*SET PROBLEM*: Filter the entries and keep only the lines where the string "text" appears.

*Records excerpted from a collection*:
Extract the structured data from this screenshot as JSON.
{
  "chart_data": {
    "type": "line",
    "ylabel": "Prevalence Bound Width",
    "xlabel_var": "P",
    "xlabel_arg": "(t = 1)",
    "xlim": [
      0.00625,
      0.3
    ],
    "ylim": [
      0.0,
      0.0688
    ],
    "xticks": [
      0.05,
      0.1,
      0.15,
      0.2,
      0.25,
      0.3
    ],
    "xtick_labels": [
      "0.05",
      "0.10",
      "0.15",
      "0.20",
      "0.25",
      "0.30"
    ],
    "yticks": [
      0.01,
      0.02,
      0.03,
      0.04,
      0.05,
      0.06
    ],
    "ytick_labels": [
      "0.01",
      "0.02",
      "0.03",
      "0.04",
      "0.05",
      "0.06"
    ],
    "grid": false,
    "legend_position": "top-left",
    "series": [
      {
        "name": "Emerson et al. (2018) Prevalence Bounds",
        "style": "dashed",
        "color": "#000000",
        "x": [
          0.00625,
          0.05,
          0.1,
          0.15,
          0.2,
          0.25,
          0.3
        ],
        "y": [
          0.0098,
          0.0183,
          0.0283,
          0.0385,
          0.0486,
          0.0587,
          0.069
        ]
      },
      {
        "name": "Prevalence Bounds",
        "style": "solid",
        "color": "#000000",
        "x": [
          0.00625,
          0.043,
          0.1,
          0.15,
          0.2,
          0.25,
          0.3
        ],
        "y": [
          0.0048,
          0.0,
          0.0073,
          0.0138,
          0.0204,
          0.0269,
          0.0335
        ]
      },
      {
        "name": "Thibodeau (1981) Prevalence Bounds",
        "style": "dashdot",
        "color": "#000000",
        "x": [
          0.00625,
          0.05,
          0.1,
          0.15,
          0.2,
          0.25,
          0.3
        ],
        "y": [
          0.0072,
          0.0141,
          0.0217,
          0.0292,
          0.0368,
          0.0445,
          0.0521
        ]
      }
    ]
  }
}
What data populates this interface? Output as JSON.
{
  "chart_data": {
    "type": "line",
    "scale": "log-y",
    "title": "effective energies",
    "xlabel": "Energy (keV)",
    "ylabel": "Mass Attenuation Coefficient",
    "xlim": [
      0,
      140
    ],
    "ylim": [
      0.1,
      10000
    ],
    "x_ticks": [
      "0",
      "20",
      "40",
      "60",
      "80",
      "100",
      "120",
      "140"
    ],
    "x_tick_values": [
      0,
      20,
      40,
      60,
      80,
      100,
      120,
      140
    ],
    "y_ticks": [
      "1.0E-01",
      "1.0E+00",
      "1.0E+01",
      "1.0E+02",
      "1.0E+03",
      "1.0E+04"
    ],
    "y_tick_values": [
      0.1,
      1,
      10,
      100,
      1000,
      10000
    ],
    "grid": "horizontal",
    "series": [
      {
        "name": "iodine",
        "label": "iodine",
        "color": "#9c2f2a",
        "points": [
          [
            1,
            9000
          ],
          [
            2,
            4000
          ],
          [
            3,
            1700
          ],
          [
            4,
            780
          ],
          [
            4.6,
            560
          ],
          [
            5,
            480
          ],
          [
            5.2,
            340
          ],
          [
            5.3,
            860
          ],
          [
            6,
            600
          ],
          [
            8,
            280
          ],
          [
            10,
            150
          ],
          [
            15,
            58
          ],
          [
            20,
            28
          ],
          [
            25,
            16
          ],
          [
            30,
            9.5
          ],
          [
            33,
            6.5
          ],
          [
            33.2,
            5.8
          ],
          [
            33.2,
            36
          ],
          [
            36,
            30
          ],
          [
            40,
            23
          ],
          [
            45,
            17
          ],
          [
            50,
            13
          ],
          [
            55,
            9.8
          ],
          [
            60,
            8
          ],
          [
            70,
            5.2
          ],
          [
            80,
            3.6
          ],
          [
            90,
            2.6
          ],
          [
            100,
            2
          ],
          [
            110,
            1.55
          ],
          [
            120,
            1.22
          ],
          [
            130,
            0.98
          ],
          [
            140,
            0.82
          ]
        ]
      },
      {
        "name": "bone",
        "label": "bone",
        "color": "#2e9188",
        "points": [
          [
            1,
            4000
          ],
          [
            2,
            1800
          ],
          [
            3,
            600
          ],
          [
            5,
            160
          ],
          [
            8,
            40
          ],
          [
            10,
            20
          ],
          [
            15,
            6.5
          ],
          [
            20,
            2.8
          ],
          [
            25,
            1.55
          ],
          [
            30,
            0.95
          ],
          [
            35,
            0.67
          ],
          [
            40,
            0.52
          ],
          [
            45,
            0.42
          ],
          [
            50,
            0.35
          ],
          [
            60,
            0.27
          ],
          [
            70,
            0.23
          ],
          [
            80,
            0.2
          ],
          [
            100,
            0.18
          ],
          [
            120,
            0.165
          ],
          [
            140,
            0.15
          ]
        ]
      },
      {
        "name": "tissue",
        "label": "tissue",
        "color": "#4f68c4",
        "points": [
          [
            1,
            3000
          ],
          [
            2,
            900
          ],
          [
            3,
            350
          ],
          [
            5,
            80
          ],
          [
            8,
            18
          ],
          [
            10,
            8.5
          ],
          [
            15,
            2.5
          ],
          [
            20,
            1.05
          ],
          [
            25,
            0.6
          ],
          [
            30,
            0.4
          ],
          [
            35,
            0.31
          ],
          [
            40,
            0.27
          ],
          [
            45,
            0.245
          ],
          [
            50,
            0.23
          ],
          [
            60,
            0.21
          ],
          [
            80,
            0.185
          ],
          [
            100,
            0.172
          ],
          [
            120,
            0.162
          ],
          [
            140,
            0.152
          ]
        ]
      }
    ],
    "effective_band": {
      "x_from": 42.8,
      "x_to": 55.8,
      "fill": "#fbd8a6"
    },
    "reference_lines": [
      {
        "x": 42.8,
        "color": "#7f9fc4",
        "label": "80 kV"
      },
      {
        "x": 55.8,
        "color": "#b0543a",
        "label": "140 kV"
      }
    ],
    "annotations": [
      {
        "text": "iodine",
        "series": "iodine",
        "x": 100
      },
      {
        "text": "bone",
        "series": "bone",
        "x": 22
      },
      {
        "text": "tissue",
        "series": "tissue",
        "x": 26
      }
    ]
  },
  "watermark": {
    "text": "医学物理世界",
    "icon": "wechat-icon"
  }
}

*SOLUTION BELOW*:
        "text": "iodine",
        "text": "bone",
        "text": "tissue",
    "text": "医学物理世界",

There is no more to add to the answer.